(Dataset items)

## begin

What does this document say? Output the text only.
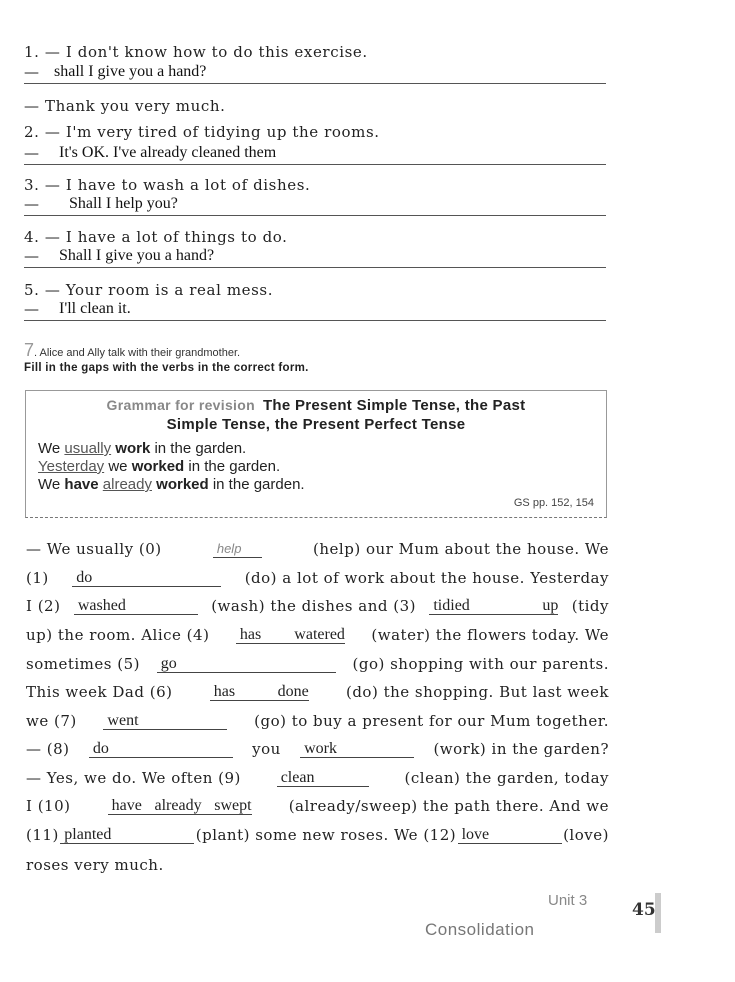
1. — I don't know how to do this exercise.
— shall I give you a hand?
— Thank you very much.
2. — I'm very tired of tidying up the rooms.
— It's OK. I've already cleaned them
3. — I have to wash a lot of dishes.
— Shall I help you?
4. — I have a lot of things to do.
— Shall I give you a hand?
5. — Your room is a real mess.
— I'll clean it.
7. Alice and Ally talk with their grandmother.
Fill in the gaps with the verbs in the correct form.
Grammar for revision The Present Simple Tense, the Past
Simple Tense, the Present Perfect Tense
We usually work in the garden.
Yesterday we worked in the garden.
We have already worked in the garden.
GS pp. 152, 154
— We usually (0)	help	(help) our Mum about the house. We
(1) do	(do) a lot of work about the house. Yesterday
I (2) washed	(wash) the dishes and (3) tidied up (tidy
up) the room. Alice (4) has watered (water) the flowers today. We
sometimes (5) go	(go) shopping with our parents.
This week Dad (6)	has done (do) the shopping. But last week
we (7) went	(go) to buy a present for our Mum together.
— (8) do	you work	(work) in the garden?
— Yes, we do. We often (9) clean	(clean) the garden, today
I (10)	have already swept (already/sweep) the path there. And we
(11) planted	(plant) some new roses. We (12) love	(love)
roses very much.
Unit 3
Consolidation
45
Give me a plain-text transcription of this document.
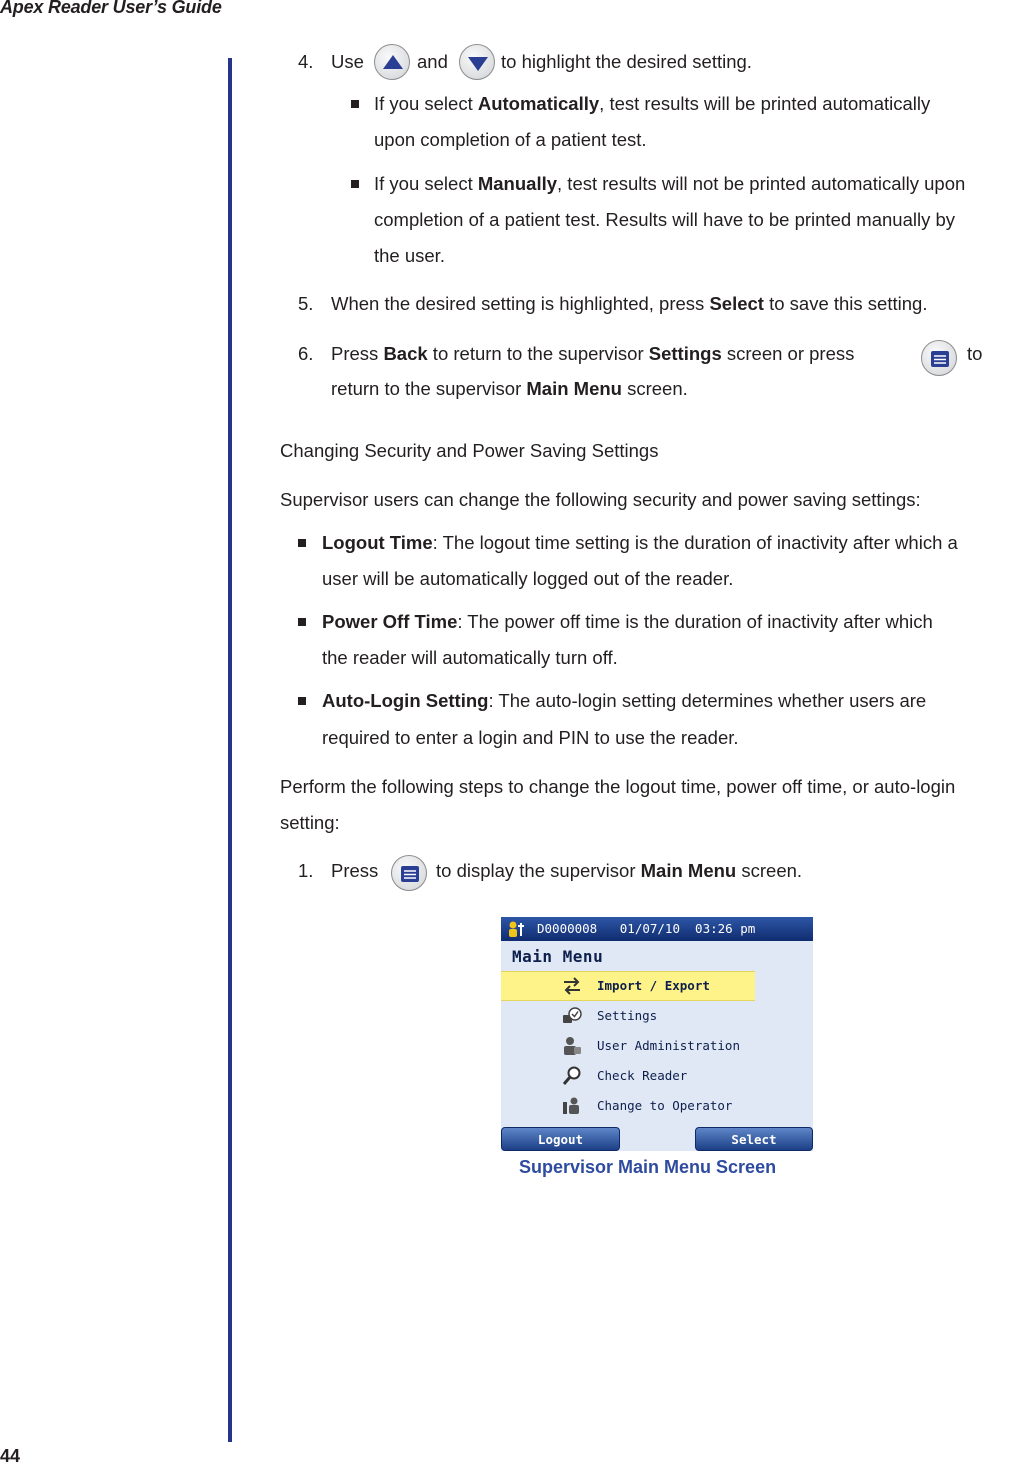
Apex Reader User’s Guide
4. Use	and	to highlight the desired setting.
If you select Automatically, test results will be printed automatically
upon completion of a patient test.
If you select Manually, test results will not be printed automatically upon
completion of a patient test. Results will have to be printed manually by
the user.
5. When the desired setting is highlighted, press Select to save this setting.
6. Press Back to return to the supervisor Settings screen or press	to
return to the supervisor Main Menu screen.
Changing Security and Power Saving Settings
Supervisor users can change the following security and power saving settings:
Logout Time: The logout time setting is the duration of inactivity after which a
user will be automatically logged out of the reader.
Power Off Time: The power off time is the duration of inactivity after which
the reader will automatically turn off.
Auto-Login Setting: The auto-login setting determines whether users are
required to enter a login and PIN to use the reader.
Perform the following steps to change the logout time, power off time, or auto-login
setting:
1. Press	to display the supervisor Main Menu screen.
D0000008   01/07/10  03:26 pm
Main Menu
Import / Export
Settings
User Administration
Check Reader
Change to Operator
Logout	Select
Supervisor Main Menu Screen
44
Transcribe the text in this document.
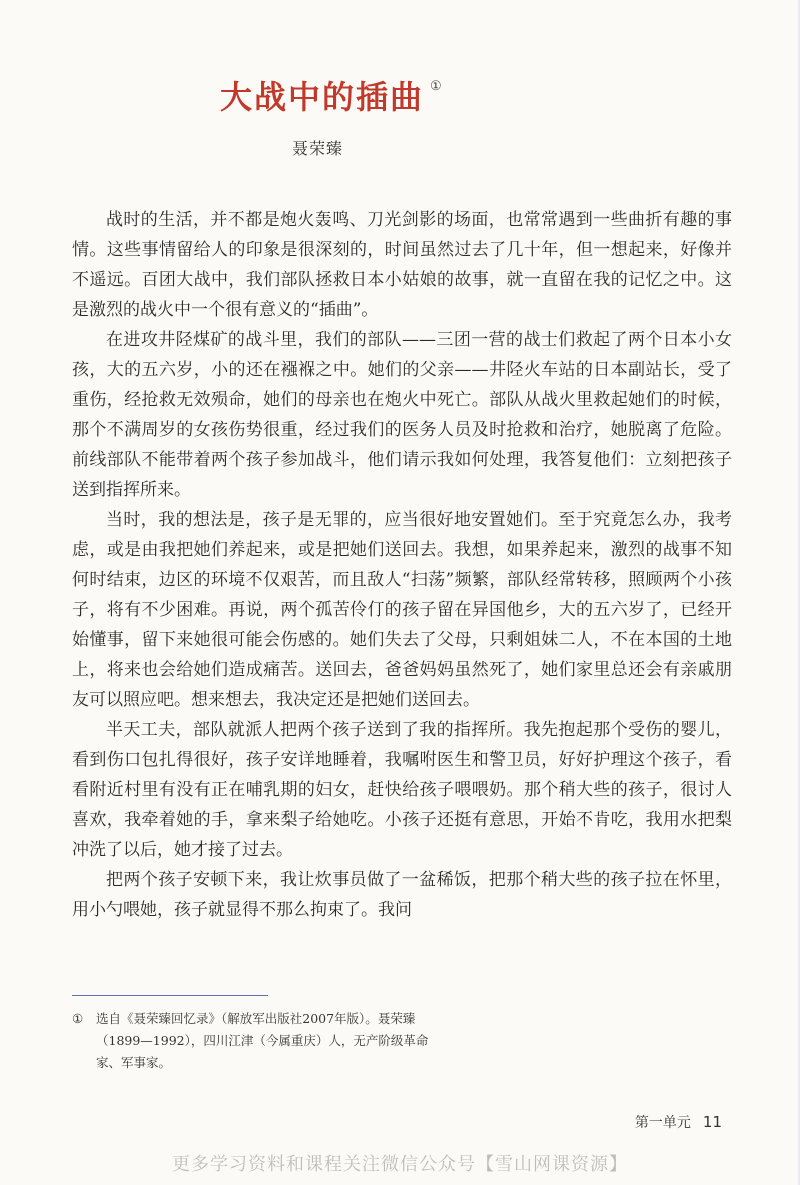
大战中的插曲 ①
聂荣臻

战时的生活，并不都是炮火轰鸣、刀光剑影的场面，也常常遇到一些曲折有趣的事情。这些事情留给人的印象是很深刻的，时间虽然过去了几十年，但一想起来，好像并不遥远。百团大战中，我们部队拯救日本小姑娘的故事，就一直留在我的记忆之中。这是激烈的战火中一个很有意义的“插曲”。

在进攻井陉煤矿的战斗里，我们的部队——三团一营的战士们救起了两个日本小女孩，大的五六岁，小的还在襁褓之中。她们的父亲——井陉火车站的日本副站长，受了重伤，经抢救无效殒命，她们的母亲也在炮火中死亡。部队从战火里救起她们的时候，那个不满周岁的女孩伤势很重，经过我们的医务人员及时抢救和治疗，她脱离了危险。前线部队不能带着两个孩子参加战斗，他们请示我如何处理，我答复他们：立刻把孩子送到指挥所来。

当时，我的想法是，孩子是无罪的，应当很好地安置她们。至于究竟怎么办，我考虑，或是由我把她们养起来，或是把她们送回去。我想，如果养起来，激烈的战事不知何时结束，边区的环境不仅艰苦，而且敌人“扫荡”频繁，部队经常转移，照顾两个小孩子，将有不少困难。再说，两个孤苦伶仃的孩子留在异国他乡，大的五六岁了，已经开始懂事，留下来她很可能会伤感的。她们失去了父母，只剩姐妹二人，不在本国的土地上，将来也会给她们造成痛苦。送回去，爸爸妈妈虽然死了，她们家里总还会有亲戚朋友可以照应吧。想来想去，我决定还是把她们送回去。

半天工夫，部队就派人把两个孩子送到了我的指挥所。我先抱起那个受伤的婴儿，看到伤口包扎得很好，孩子安详地睡着，我嘱咐医生和警卫员，好好护理这个孩子，看看附近村里有没有正在哺乳期的妇女，赶快给孩子喂喂奶。那个稍大些的孩子，很讨人喜欢，我牵着她的手，拿来梨子给她吃。小孩子还挺有意思，开始不肯吃，我用水把梨冲洗了以后，她才接了过去。

把两个孩子安顿下来，我让炊事员做了一盆稀饭，把那个稍大些的孩子拉在怀里，用小勺喂她，孩子就显得不那么拘束了。我问

①	选自《聂荣臻回忆录》（解放军出版社2007年版）。聂荣臻（1899—1992），四川江津（今属重庆）人，无产阶级革命家、军事家。
第一单元 11
更多学习资料和课程关注微信公众号【雪山网课资源】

## end

■ **Problem description**
Return the listing above word for word, with the pictures removed.

■ **Complete output**
What does this document say? Output the text only.
1. — I don't know how to do this exercise.
— shall I give you a hand?
— Thank you very much.
2. — I'm very tired of tidying up the rooms.
— It's OK. I've already cleaned them
3. — I have to wash a lot of dishes.
— Shall I help you?
4. — I have a lot of things to do.
— Shall I give you a hand?
5. — Your room is a real mess.
— I'll clean it.
7. Alice and Ally talk with their grandmother.
Fill in the gaps with the verbs in the correct form.
Grammar for revision The Present Simple Tense, the Past
Simple Tense, the Present Perfect Tense
We usually work in the garden.
Yesterday we worked in the garden.
We have already worked in the garden.
GS pp. 152, 154
— We usually (0)	help	(help) our Mum about the house. We
(1) do	(do) a lot of work about the house. Yesterday
I (2) washed	(wash) the dishes and (3) tidied up (tidy
up) the room. Alice (4) has watered (water) the flowers today. We
sometimes (5) go	(go) shopping with our parents.
This week Dad (6)	has done (do) the shopping. But last week
we (7) went	(go) to buy a present for our Mum together.
— (8) do	you work	(work) in the garden?
— Yes, we do. We often (9) clean	(clean) the garden, today
I (10)	have already swept (already/sweep) the path there. And we
(11) planted	(plant) some new roses. We (12) love	(love)
roses very much.
Unit 3
Consolidation
45
Give me a plain-text transcription of this document.
Apex Reader User’s Guide
4. Use	and	to highlight the desired setting.
If you select Automatically, test results will be printed automatically
upon completion of a patient test.
If you select Manually, test results will not be printed automatically upon
completion of a patient test. Results will have to be printed manually by
the user.
5. When the desired setting is highlighted, press Select to save this setting.
6. Press Back to return to the supervisor Settings screen or press	to
return to the supervisor Main Menu screen.
Changing Security and Power Saving Settings
Supervisor users can change the following security and power saving settings:
Logout Time: The logout time setting is the duration of inactivity after which a
user will be automatically logged out of the reader.
Power Off Time: The power off time is the duration of inactivity after which
the reader will automatically turn off.
Auto-Login Setting: The auto-login setting determines whether users are
required to enter a login and PIN to use the reader.
Perform the following steps to change the logout time, power off time, or auto-login
setting:
1. Press	to display the supervisor Main Menu screen.
D0000008   01/07/10  03:26 pm
Main Menu
Import / Export
Settings
User Administration
Check Reader
Change to Operator
Logout	Select
Supervisor Main Menu Screen
44
Transcribe the text in this document.
大战中的插曲 ①
聂荣臻

战时的生活，并不都是炮火轰鸣、刀光剑影的场面，也常常遇到一些曲折有趣的事情。这些事情留给人的印象是很深刻的，时间虽然过去了几十年，但一想起来，好像并不遥远。百团大战中，我们部队拯救日本小姑娘的故事，就一直留在我的记忆之中。这是激烈的战火中一个很有意义的“插曲”。

在进攻井陉煤矿的战斗里，我们的部队——三团一营的战士们救起了两个日本小女孩，大的五六岁，小的还在襁褓之中。她们的父亲——井陉火车站的日本副站长，受了重伤，经抢救无效殒命，她们的母亲也在炮火中死亡。部队从战火里救起她们的时候，那个不满周岁的女孩伤势很重，经过我们的医务人员及时抢救和治疗，她脱离了危险。前线部队不能带着两个孩子参加战斗，他们请示我如何处理，我答复他们：立刻把孩子送到指挥所来。

当时，我的想法是，孩子是无罪的，应当很好地安置她们。至于究竟怎么办，我考虑，或是由我把她们养起来，或是把她们送回去。我想，如果养起来，激烈的战事不知何时结束，边区的环境不仅艰苦，而且敌人“扫荡”频繁，部队经常转移，照顾两个小孩子，将有不少困难。再说，两个孤苦伶仃的孩子留在异国他乡，大的五六岁了，已经开始懂事，留下来她很可能会伤感的。她们失去了父母，只剩姐妹二人，不在本国的土地上，将来也会给她们造成痛苦。送回去，爸爸妈妈虽然死了，她们家里总还会有亲戚朋友可以照应吧。想来想去，我决定还是把她们送回去。

半天工夫，部队就派人把两个孩子送到了我的指挥所。我先抱起那个受伤的婴儿，看到伤口包扎得很好，孩子安详地睡着，我嘱咐医生和警卫员，好好护理这个孩子，看看附近村里有没有正在哺乳期的妇女，赶快给孩子喂喂奶。那个稍大些的孩子，很讨人喜欢，我牵着她的手，拿来梨子给她吃。小孩子还挺有意思，开始不肯吃，我用水把梨冲洗了以后，她才接了过去。

把两个孩子安顿下来，我让炊事员做了一盆稀饭，把那个稍大些的孩子拉在怀里，用小勺喂她，孩子就显得不那么拘束了。我问

①	选自《聂荣臻回忆录》（解放军出版社2007年版）。聂荣臻（1899—1992），四川江津（今属重庆）人，无产阶级革命家、军事家。
第一单元 11
更多学习资料和课程关注微信公众号【雪山网课资源】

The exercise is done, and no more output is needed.